=== Short problem ===
Each record needs to be echoed exactly; can you do that?

=== Provided information ===
-- -- --

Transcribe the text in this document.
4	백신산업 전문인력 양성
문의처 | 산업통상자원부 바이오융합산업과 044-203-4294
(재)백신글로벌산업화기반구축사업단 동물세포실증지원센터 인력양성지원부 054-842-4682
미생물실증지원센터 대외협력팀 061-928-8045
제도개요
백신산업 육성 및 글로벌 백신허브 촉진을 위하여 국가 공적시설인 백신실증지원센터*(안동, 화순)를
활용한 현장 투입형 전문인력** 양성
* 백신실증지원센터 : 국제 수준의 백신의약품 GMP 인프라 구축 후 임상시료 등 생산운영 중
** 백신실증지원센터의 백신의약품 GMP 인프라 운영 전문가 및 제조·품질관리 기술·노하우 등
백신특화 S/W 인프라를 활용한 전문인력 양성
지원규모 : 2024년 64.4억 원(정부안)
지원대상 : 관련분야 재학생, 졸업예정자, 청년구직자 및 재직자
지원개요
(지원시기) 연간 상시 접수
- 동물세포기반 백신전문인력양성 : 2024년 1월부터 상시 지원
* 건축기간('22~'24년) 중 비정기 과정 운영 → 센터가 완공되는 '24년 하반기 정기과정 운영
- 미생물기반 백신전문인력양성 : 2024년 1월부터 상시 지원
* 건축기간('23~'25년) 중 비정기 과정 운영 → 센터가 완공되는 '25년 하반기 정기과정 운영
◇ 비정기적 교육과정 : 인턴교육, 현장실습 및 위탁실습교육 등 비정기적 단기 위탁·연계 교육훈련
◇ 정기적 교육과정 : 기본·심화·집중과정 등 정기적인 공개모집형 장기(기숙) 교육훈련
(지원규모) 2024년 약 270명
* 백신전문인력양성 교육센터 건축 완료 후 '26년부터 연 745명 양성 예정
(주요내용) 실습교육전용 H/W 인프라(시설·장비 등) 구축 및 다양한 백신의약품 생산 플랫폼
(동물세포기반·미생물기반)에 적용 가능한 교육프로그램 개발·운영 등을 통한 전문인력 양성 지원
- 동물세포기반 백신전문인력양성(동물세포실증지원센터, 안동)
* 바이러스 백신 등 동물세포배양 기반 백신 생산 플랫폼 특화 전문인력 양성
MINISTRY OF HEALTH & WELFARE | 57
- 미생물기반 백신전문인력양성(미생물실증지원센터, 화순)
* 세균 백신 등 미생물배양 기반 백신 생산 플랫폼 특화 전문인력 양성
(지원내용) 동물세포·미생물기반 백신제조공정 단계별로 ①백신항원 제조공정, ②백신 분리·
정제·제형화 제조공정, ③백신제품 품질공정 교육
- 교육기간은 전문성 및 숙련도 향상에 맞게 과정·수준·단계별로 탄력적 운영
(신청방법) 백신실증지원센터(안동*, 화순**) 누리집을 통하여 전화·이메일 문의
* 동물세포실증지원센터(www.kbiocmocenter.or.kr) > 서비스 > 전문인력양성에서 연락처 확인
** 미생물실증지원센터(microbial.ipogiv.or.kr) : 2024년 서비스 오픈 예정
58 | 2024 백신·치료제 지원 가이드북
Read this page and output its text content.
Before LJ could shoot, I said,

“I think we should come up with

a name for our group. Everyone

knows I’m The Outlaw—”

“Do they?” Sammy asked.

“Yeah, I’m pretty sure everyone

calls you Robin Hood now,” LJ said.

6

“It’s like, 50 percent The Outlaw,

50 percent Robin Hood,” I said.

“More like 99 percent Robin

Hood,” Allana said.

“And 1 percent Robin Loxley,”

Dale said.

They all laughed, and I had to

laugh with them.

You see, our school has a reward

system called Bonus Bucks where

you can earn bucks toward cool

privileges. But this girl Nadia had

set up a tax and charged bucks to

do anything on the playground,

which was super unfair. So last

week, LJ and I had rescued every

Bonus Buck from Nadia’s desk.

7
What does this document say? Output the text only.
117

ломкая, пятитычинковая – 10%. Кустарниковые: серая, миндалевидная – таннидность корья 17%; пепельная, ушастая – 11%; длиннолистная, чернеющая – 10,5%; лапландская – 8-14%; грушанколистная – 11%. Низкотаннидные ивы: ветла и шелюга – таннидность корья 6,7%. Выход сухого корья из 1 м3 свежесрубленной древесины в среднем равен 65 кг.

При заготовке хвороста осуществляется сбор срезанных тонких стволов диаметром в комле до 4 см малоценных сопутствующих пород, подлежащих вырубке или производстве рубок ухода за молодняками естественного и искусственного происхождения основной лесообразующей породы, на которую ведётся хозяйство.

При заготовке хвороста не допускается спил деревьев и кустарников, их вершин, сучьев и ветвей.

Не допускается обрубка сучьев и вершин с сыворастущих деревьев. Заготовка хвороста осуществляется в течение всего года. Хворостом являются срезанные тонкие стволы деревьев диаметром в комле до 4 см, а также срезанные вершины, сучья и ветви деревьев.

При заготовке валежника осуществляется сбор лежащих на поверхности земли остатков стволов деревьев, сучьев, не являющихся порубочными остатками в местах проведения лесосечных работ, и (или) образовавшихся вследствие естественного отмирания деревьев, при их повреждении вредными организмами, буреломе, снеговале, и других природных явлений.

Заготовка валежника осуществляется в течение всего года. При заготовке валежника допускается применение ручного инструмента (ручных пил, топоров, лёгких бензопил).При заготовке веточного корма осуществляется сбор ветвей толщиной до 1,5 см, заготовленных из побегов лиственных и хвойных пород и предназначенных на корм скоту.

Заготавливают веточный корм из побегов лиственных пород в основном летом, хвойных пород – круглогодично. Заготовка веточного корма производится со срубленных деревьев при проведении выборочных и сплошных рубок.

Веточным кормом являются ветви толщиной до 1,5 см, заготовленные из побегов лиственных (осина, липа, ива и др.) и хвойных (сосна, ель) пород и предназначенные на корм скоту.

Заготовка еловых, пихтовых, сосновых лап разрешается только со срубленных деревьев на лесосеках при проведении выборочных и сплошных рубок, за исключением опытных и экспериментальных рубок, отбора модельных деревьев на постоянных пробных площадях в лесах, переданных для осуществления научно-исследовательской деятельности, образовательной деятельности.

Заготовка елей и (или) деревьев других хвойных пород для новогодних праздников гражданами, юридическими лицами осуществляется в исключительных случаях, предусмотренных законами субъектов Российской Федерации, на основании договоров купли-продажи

-- -- --

=== Exercise response ===
Transcribe the text in this document.
4	백신산업 전문인력 양성
문의처 | 산업통상자원부 바이오융합산업과 044-203-4294
(재)백신글로벌산업화기반구축사업단 동물세포실증지원센터 인력양성지원부 054-842-4682
미생물실증지원센터 대외협력팀 061-928-8045
제도개요
백신산업 육성 및 글로벌 백신허브 촉진을 위하여 국가 공적시설인 백신실증지원센터*(안동, 화순)를
활용한 현장 투입형 전문인력** 양성
* 백신실증지원센터 : 국제 수준의 백신의약품 GMP 인프라 구축 후 임상시료 등 생산운영 중
** 백신실증지원센터의 백신의약품 GMP 인프라 운영 전문가 및 제조·품질관리 기술·노하우 등
백신특화 S/W 인프라를 활용한 전문인력 양성
지원규모 : 2024년 64.4억 원(정부안)
지원대상 : 관련분야 재학생, 졸업예정자, 청년구직자 및 재직자
지원개요
(지원시기) 연간 상시 접수
- 동물세포기반 백신전문인력양성 : 2024년 1월부터 상시 지원
* 건축기간('22~'24년) 중 비정기 과정 운영 → 센터가 완공되는 '24년 하반기 정기과정 운영
- 미생물기반 백신전문인력양성 : 2024년 1월부터 상시 지원
* 건축기간('23~'25년) 중 비정기 과정 운영 → 센터가 완공되는 '25년 하반기 정기과정 운영
◇ 비정기적 교육과정 : 인턴교육, 현장실습 및 위탁실습교육 등 비정기적 단기 위탁·연계 교육훈련
◇ 정기적 교육과정 : 기본·심화·집중과정 등 정기적인 공개모집형 장기(기숙) 교육훈련
(지원규모) 2024년 약 270명
* 백신전문인력양성 교육센터 건축 완료 후 '26년부터 연 745명 양성 예정
(주요내용) 실습교육전용 H/W 인프라(시설·장비 등) 구축 및 다양한 백신의약품 생산 플랫폼
(동물세포기반·미생물기반)에 적용 가능한 교육프로그램 개발·운영 등을 통한 전문인력 양성 지원
- 동물세포기반 백신전문인력양성(동물세포실증지원센터, 안동)
* 바이러스 백신 등 동물세포배양 기반 백신 생산 플랫폼 특화 전문인력 양성
MINISTRY OF HEALTH & WELFARE | 57
- 미생물기반 백신전문인력양성(미생물실증지원센터, 화순)
* 세균 백신 등 미생물배양 기반 백신 생산 플랫폼 특화 전문인력 양성
(지원내용) 동물세포·미생물기반 백신제조공정 단계별로 ①백신항원 제조공정, ②백신 분리·
정제·제형화 제조공정, ③백신제품 품질공정 교육
- 교육기간은 전문성 및 숙련도 향상에 맞게 과정·수준·단계별로 탄력적 운영
(신청방법) 백신실증지원센터(안동*, 화순**) 누리집을 통하여 전화·이메일 문의
* 동물세포실증지원센터(www.kbiocmocenter.or.kr) > 서비스 > 전문인력양성에서 연락처 확인
** 미생물실증지원센터(microbial.ipogiv.or.kr) : 2024년 서비스 오픈 예정
58 | 2024 백신·치료제 지원 가이드북
Read this page and output its text content.
Before LJ could shoot, I said,

“I think we should come up with

a name for our group. Everyone

knows I’m The Outlaw—”

“Do they?” Sammy asked.

“Yeah, I’m pretty sure everyone

calls you Robin Hood now,” LJ said.

6

“It’s like, 50 percent The Outlaw,

50 percent Robin Hood,” I said.

“More like 99 percent Robin

Hood,” Allana said.

“And 1 percent Robin Loxley,”

Dale said.

They all laughed, and I had to

laugh with them.

You see, our school has a reward

system called Bonus Bucks where

you can earn bucks toward cool

privileges. But this girl Nadia had

set up a tax and charged bucks to

do anything on the playground,

which was super unfair. So last

week, LJ and I had rescued every

Bonus Buck from Nadia’s desk.

7
What does this document say? Output the text only.
117

ломкая, пятитычинковая – 10%. Кустарниковые: серая, миндалевидная – таннидность корья 17%; пепельная, ушастая – 11%; длиннолистная, чернеющая – 10,5%; лапландская – 8-14%; грушанколистная – 11%. Низкотаннидные ивы: ветла и шелюга – таннидность корья 6,7%. Выход сухого корья из 1 м3 свежесрубленной древесины в среднем равен 65 кг.

При заготовке хвороста осуществляется сбор срезанных тонких стволов диаметром в комле до 4 см малоценных сопутствующих пород, подлежащих вырубке или производстве рубок ухода за молодняками естественного и искусственного происхождения основной лесообразующей породы, на которую ведётся хозяйство.

При заготовке хвороста не допускается спил деревьев и кустарников, их вершин, сучьев и ветвей.

Не допускается обрубка сучьев и вершин с сыворастущих деревьев. Заготовка хвороста осуществляется в течение всего года. Хворостом являются срезанные тонкие стволы деревьев диаметром в комле до 4 см, а также срезанные вершины, сучья и ветви деревьев.

При заготовке валежника осуществляется сбор лежащих на поверхности земли остатков стволов деревьев, сучьев, не являющихся порубочными остатками в местах проведения лесосечных работ, и (или) образовавшихся вследствие естественного отмирания деревьев, при их повреждении вредными организмами, буреломе, снеговале, и других природных явлений.

Заготовка валежника осуществляется в течение всего года. При заготовке валежника допускается применение ручного инструмента (ручных пил, топоров, лёгких бензопил).При заготовке веточного корма осуществляется сбор ветвей толщиной до 1,5 см, заготовленных из побегов лиственных и хвойных пород и предназначенных на корм скоту.

Заготавливают веточный корм из побегов лиственных пород в основном летом, хвойных пород – круглогодично. Заготовка веточного корма производится со срубленных деревьев при проведении выборочных и сплошных рубок.

Веточным кормом являются ветви толщиной до 1,5 см, заготовленные из побегов лиственных (осина, липа, ива и др.) и хвойных (сосна, ель) пород и предназначенные на корм скоту.

Заготовка еловых, пихтовых, сосновых лап разрешается только со срубленных деревьев на лесосеках при проведении выборочных и сплошных рубок, за исключением опытных и экспериментальных рубок, отбора модельных деревьев на постоянных пробных площадях в лесах, переданных для осуществления научно-исследовательской деятельности, образовательной деятельности.

Заготовка елей и (или) деревьев других хвойных пород для новогодних праздников гражданами, юридическими лицами осуществляется в исключительных случаях, предусмотренных законами субъектов Российской Федерации, на основании договоров купли-продажи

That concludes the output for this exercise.